REQUIREMENTS:
The answer is one number: how many lines hold the string "Organisational".
## Begin
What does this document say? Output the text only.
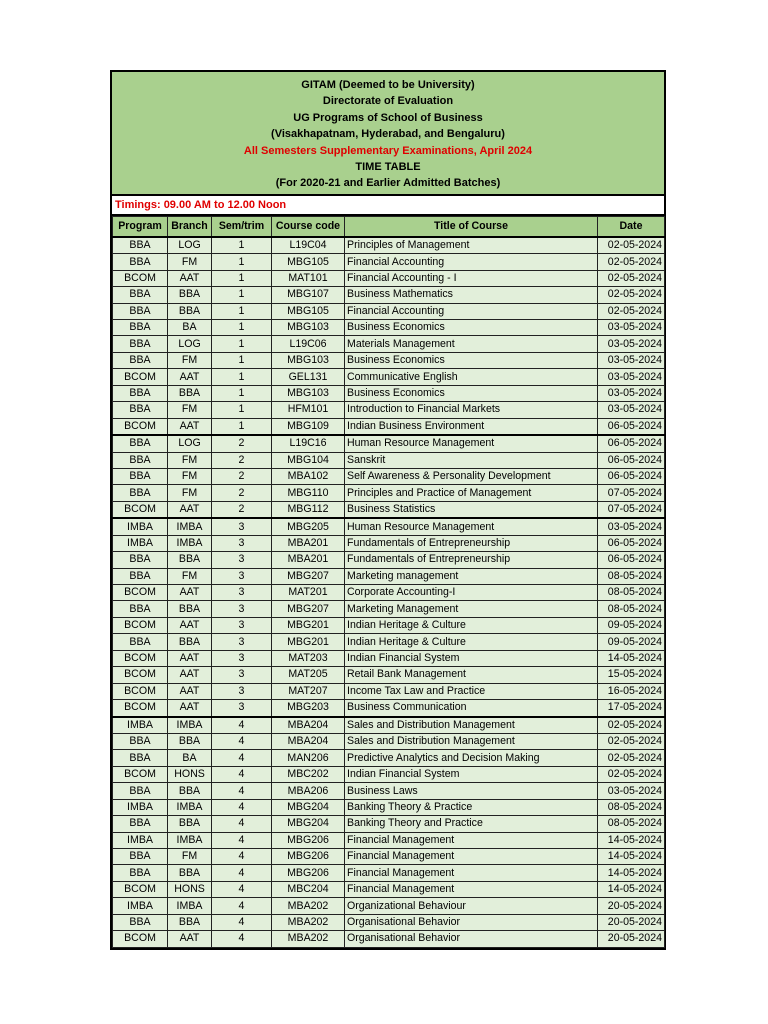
GITAM (Deemed to be University)
Directorate of Evaluation
UG Programs of School of Business
(Visakhapatnam, Hyderabad, and Bengaluru)
All Semesters Supplementary Examinations, April 2024
TIME TABLE
(For 2020-21 and Earlier Admitted Batches)
Timings: 09.00 AM to 12.00 Noon
Program	Branch	Sem/trim	Course code	Title of Course	Date
BBA	LOG	1	L19C04	Principles of Management	02-05-2024
BBA	FM	1	MBG105	Financial Accounting	02-05-2024
BCOM	AAT	1	MAT101	Financial Accounting - I	02-05-2024
BBA	BBA	1	MBG107	Business Mathematics	02-05-2024
BBA	BBA	1	MBG105	Financial Accounting	02-05-2024
BBA	BA	1	MBG103	Business Economics	03-05-2024
BBA	LOG	1	L19C06	Materials Management	03-05-2024
BBA	FM	1	MBG103	Business Economics	03-05-2024
BCOM	AAT	1	GEL131	Communicative English	03-05-2024
BBA	BBA	1	MBG103	Business Economics	03-05-2024
BBA	FM	1	HFM101	Introduction to Financial Markets	03-05-2024
BCOM	AAT	1	MBG109	Indian Business Environment	06-05-2024
BBA	LOG	2	L19C16	Human Resource Management	06-05-2024
BBA	FM	2	MBG104	Sanskrit	06-05-2024
BBA	FM	2	MBA102	Self Awareness & Personality Development	06-05-2024
BBA	FM	2	MBG110	Principles and Practice of Management	07-05-2024
BCOM	AAT	2	MBG112	Business Statistics	07-05-2024
IMBA	IMBA	3	MBG205	Human Resource Management	03-05-2024
IMBA	IMBA	3	MBA201	Fundamentals of Entrepreneurship	06-05-2024
BBA	BBA	3	MBA201	Fundamentals of Entrepreneurship	06-05-2024
BBA	FM	3	MBG207	Marketing management	08-05-2024
BCOM	AAT	3	MAT201	Corporate Accounting-I	08-05-2024
BBA	BBA	3	MBG207	Marketing Management	08-05-2024
BCOM	AAT	3	MBG201	Indian Heritage & Culture	09-05-2024
BBA	BBA	3	MBG201	Indian Heritage & Culture	09-05-2024
BCOM	AAT	3	MAT203	Indian Financial System	14-05-2024
BCOM	AAT	3	MAT205	Retail Bank Management	15-05-2024
BCOM	AAT	3	MAT207	Income Tax Law and Practice	16-05-2024
BCOM	AAT	3	MBG203	Business Communication	17-05-2024
IMBA	IMBA	4	MBA204	Sales and Distribution Management	02-05-2024
BBA	BBA	4	MBA204	Sales and Distribution Management	02-05-2024
BBA	BA	4	MAN206	Predictive Analytics and Decision Making	02-05-2024
BCOM	HONS	4	MBC202	Indian Financial System	02-05-2024
BBA	BBA	4	MBA206	Business Laws	03-05-2024
IMBA	IMBA	4	MBG204	Banking Theory & Practice	08-05-2024
BBA	BBA	4	MBG204	Banking Theory and Practice	08-05-2024
IMBA	IMBA	4	MBG206	Financial Management	14-05-2024
BBA	FM	4	MBG206	Financial Management	14-05-2024
BBA	BBA	4	MBG206	Financial Management	14-05-2024
BCOM	HONS	4	MBC204	Financial Management	14-05-2024
IMBA	IMBA	4	MBA202	Organizational Behaviour	20-05-2024
BBA	BBA	4	MBA202	Organisational Behavior	20-05-2024
BCOM	AAT	4	MBA202	Organisational Behavior	20-05-2024
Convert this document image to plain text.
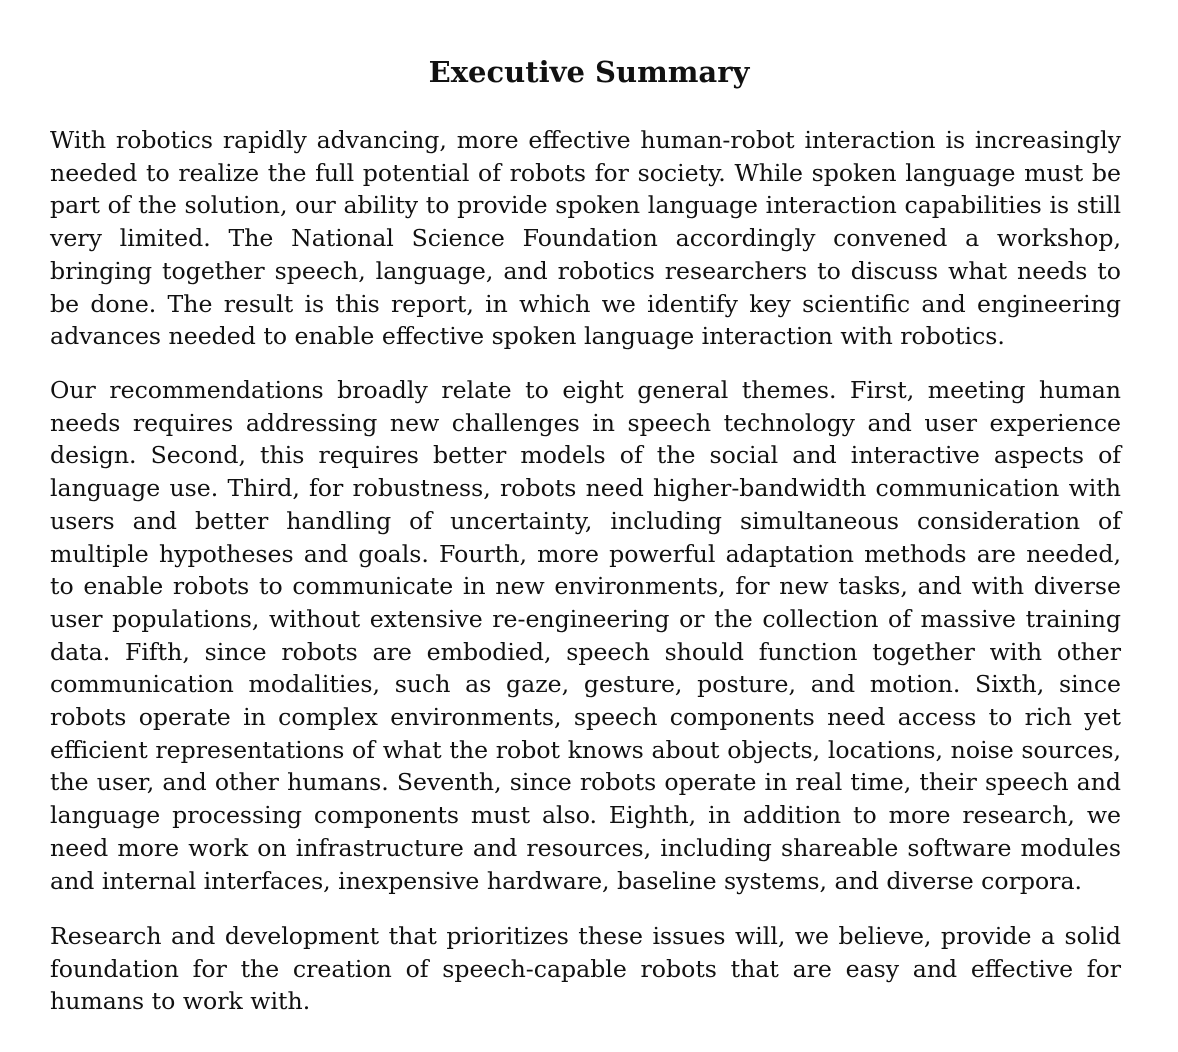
Executive Summary

With robotics rapidly advancing, more effective human-robot interaction is increasingly needed to realize the full potential of robots for society. While spoken language must be part of the solution, our ability to provide spoken language interaction capabilities is still very limited. The National Science Foundation accordingly convened a workshop, bringing together speech, language, and robotics researchers to discuss what needs to be done. The result is this report, in which we identify key scientific and engineering advances needed to enable effective spoken language interaction with robotics.

Our recommendations broadly relate to eight general themes. First, meeting human needs requires addressing new challenges in speech technology and user experience design. Second, this requires better models of the social and interactive aspects of language use. Third, for robustness, robots need higher-bandwidth communication with users and better handling of uncertainty, including simultaneous consideration of multiple hypotheses and goals. Fourth, more powerful adaptation methods are needed, to enable robots to communicate in new environments, for new tasks, and with diverse user populations, without extensive re-engineering or the collection of massive training data. Fifth, since robots are embodied, speech should function together with other communication modalities, such as gaze, gesture, posture, and motion. Sixth, since robots operate in complex environments, speech components need access to rich yet efficient representations of what the robot knows about objects, locations, noise sources, the user, and other humans. Seventh, since robots operate in real time, their speech and language processing components must also. Eighth, in addition to more research, we need more work on infrastructure and resources, including shareable software modules and internal interfaces, inexpensive hardware, baseline systems, and diverse corpora.

Research and development that prioritizes these issues will, we believe, provide a solid foundation for the creation of speech-capable robots that are easy and effective for humans to work with.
## End
TASK RESPONSE:
2